In your copy, reproduce the entries exactly as they are, minus the images.

Saved entries
* * * * *

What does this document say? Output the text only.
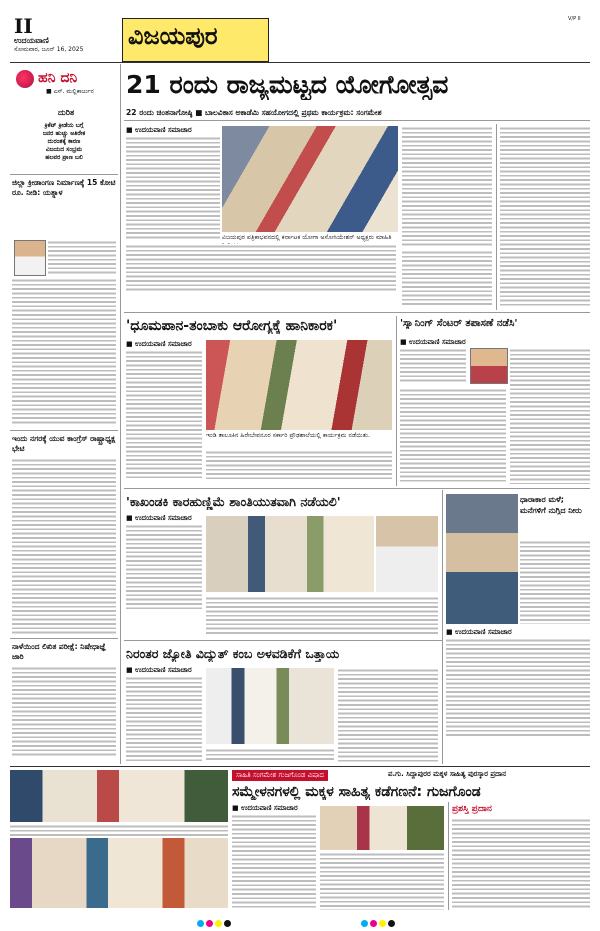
II
ಉದಯವಾಣಿ
ಸೋಮವಾರ, ಜೂನ್ 16, 2025 ವಿಜಯಪುರ
V/P II
ಹನಿ ದನಿ
■ ಎಸ್. ಮಲ್ಲಿಕಾರ್ಜುನ
ದುರಿತ
ಕ್ರಿಕೆಟ್ ಕ್ರೀಡೆಯ ಬಗ್ಗೆ
ಜನರ ಹುಚ್ಚು ಅತಿರೇಕ
ದುರಂತಕ್ಕೆ ಕಾರಣ
ವಿಜಯದ ಸಂಭ್ರಮ
ಹಲವರ ಪ್ರಾಣ ಬಲಿ
ಜಿಲ್ಲಾ ಕ್ರೀಡಾಂಗಣ ನಿರ್ಮಾಣಕ್ಕೆ 15 ಕೋಟಿ ರೂ. ನೀಡಿ: ಯತ್ನಾಳ
ಇಂದು ನಗರಕ್ಕೆ ಯುವ ಕಾಂಗ್ರೆಸ್ ರಾಷ್ಟ್ರಾಧ್ಯಕ್ಷ ಭೇಟಿ
ನಾಳೆಯಿಂದ ಲಿಖಿತ ಪರೀಕ್ಷೆ: ನಿಷೇಧಾಜ್ಞೆ ಜಾರಿ
21 ರಂದು ರಾಜ್ಯಮಟ್ಟದ ಯೋಗೋತ್ಸವ
22 ರಂದು ಚಿಂತನಾಗೋಷ್ಠಿ ■ ಬಾಲವಿಕಾಸ ಅಕಾಡೆಮಿ ಸಹಯೋಗದಲ್ಲಿ ಪ್ರಥಮ ಕಾರ್ಯಕ್ರಮ: ಸಂಗಮೇಶ
■ ಉದಯವಾಣಿ ಸಮಾಚಾರ
ವಿಜಯಪುರ ಪತ್ರಿಕಾಭವನದಲ್ಲಿ ಕರ್ನಾಟಕ ಯೋಗಾ ಅಸೋಸಿಯೇಶನ್ ಅಧ್ಯಕ್ಷರು ಮಾಹಿತಿ
'ಧೂಮಪಾನ-ತಂಬಾಕು ಆರೋಗ್ಯಕ್ಕೆ ಹಾನಿಕಾರಕ'
■ ಉದಯವಾಣಿ ಸಮಾಚಾರ
ಇಂಡಿ ತಾಲೂಕಿನ ಹಿರೇಬೇವನೂರ ಸರ್ಕಾರಿ ಪ್ರೌಢಶಾಲೆಯಲ್ಲಿ ಕಾರ್ಯಕ್ರಮ ನಡೆಯಿತು.
'ಸ್ಕ್ಯಾನಿಂಗ್ ಸೆಂಟರ್ ತಪಾಸಣೆ ನಡೆಸಿ'
■ ಉದಯವಾಣಿ ಸಮಾಚಾರ
'ಕಾಖಂಡಕಿ ಕಾರಹುಣ್ಣಿಮೆ ಶಾಂತಿಯುತವಾಗಿ ನಡೆಯಲಿ'
■ ಉದಯವಾಣಿ ಸಮಾಚಾರ
ಧಾರಾಕಾರ ಮಳೆ; ಮನೆಗಳಿಗೆ ನುಗ್ಗಿದ ನೀರು
■ ಉದಯವಾಣಿ ಸಮಾಚಾರ
ನಿರಂತರ ಜ್ಯೋತಿ ವಿದ್ಯುತ್ ಕಂಬ ಅಳವಡಿಕೆಗೆ ಒತ್ತಾಯ
■ ಉದಯವಾಣಿ ಸಮಾಚಾರ
ಸಾಹಿತಿ ಸಂಗಮೇಶ ಗುಜಗೊಂಡ ವಿಷಾದ	ಪ.ಗು. ಸಿದ್ದಾಪುರರ ಮಕ್ಕಳ ಸಾಹಿತ್ಯ ಪುರಸ್ಕಾರ ಪ್ರದಾನ
ಸಮ್ಮೇಳನಗಳಲ್ಲಿ ಮಕ್ಕಳ ಸಾಹಿತ್ಯ ಕಡೆಗಣನೆ: ಗುಜಗೊಂಡ
■ ಉದಯವಾಣಿ ಸಮಾಚಾರ	ಪ್ರಶಸ್ತಿ ಪ್ರದಾನ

* * * * *

Solution for this task:
What does this document say? Output the text only.
II
ಉದಯವಾಣಿ
ಸೋಮವಾರ, ಜೂನ್ 16, 2025 ವಿಜಯಪುರ
V/P II
ಹನಿ ದನಿ
■ ಎಸ್. ಮಲ್ಲಿಕಾರ್ಜುನ
ದುರಿತ
ಕ್ರಿಕೆಟ್ ಕ್ರೀಡೆಯ ಬಗ್ಗೆ
ಜನರ ಹುಚ್ಚು ಅತಿರೇಕ
ದುರಂತಕ್ಕೆ ಕಾರಣ
ವಿಜಯದ ಸಂಭ್ರಮ
ಹಲವರ ಪ್ರಾಣ ಬಲಿ
ಜಿಲ್ಲಾ ಕ್ರೀಡಾಂಗಣ ನಿರ್ಮಾಣಕ್ಕೆ 15 ಕೋಟಿ ರೂ. ನೀಡಿ: ಯತ್ನಾಳ
ಇಂದು ನಗರಕ್ಕೆ ಯುವ ಕಾಂಗ್ರೆಸ್ ರಾಷ್ಟ್ರಾಧ್ಯಕ್ಷ ಭೇಟಿ
ನಾಳೆಯಿಂದ ಲಿಖಿತ ಪರೀಕ್ಷೆ: ನಿಷೇಧಾಜ್ಞೆ ಜಾರಿ
21 ರಂದು ರಾಜ್ಯಮಟ್ಟದ ಯೋಗೋತ್ಸವ
22 ರಂದು ಚಿಂತನಾಗೋಷ್ಠಿ ■ ಬಾಲವಿಕಾಸ ಅಕಾಡೆಮಿ ಸಹಯೋಗದಲ್ಲಿ ಪ್ರಥಮ ಕಾರ್ಯಕ್ರಮ: ಸಂಗಮೇಶ
■ ಉದಯವಾಣಿ ಸಮಾಚಾರ
ವಿಜಯಪುರ ಪತ್ರಿಕಾಭವನದಲ್ಲಿ ಕರ್ನಾಟಕ ಯೋಗಾ ಅಸೋಸಿಯೇಶನ್ ಅಧ್ಯಕ್ಷರು ಮಾಹಿತಿ
'ಧೂಮಪಾನ-ತಂಬಾಕು ಆರೋಗ್ಯಕ್ಕೆ ಹಾನಿಕಾರಕ'
■ ಉದಯವಾಣಿ ಸಮಾಚಾರ
ಇಂಡಿ ತಾಲೂಕಿನ ಹಿರೇಬೇವನೂರ ಸರ್ಕಾರಿ ಪ್ರೌಢಶಾಲೆಯಲ್ಲಿ ಕಾರ್ಯಕ್ರಮ ನಡೆಯಿತು.
'ಸ್ಕ್ಯಾನಿಂಗ್ ಸೆಂಟರ್ ತಪಾಸಣೆ ನಡೆಸಿ'
■ ಉದಯವಾಣಿ ಸಮಾಚಾರ
'ಕಾಖಂಡಕಿ ಕಾರಹುಣ್ಣಿಮೆ ಶಾಂತಿಯುತವಾಗಿ ನಡೆಯಲಿ'
■ ಉದಯವಾಣಿ ಸಮಾಚಾರ
ಧಾರಾಕಾರ ಮಳೆ; ಮನೆಗಳಿಗೆ ನುಗ್ಗಿದ ನೀರು
■ ಉದಯವಾಣಿ ಸಮಾಚಾರ
ನಿರಂತರ ಜ್ಯೋತಿ ವಿದ್ಯುತ್ ಕಂಬ ಅಳವಡಿಕೆಗೆ ಒತ್ತಾಯ
■ ಉದಯವಾಣಿ ಸಮಾಚಾರ
ಸಾಹಿತಿ ಸಂಗಮೇಶ ಗುಜಗೊಂಡ ವಿಷಾದ	ಪ.ಗು. ಸಿದ್ದಾಪುರರ ಮಕ್ಕಳ ಸಾಹಿತ್ಯ ಪುರಸ್ಕಾರ ಪ್ರದಾನ
ಸಮ್ಮೇಳನಗಳಲ್ಲಿ ಮಕ್ಕಳ ಸಾಹಿತ್ಯ ಕಡೆಗಣನೆ: ಗುಜಗೊಂಡ
■ ಉದಯವಾಣಿ ಸಮಾಚಾರ	ಪ್ರಶಸ್ತಿ ಪ್ರದಾನ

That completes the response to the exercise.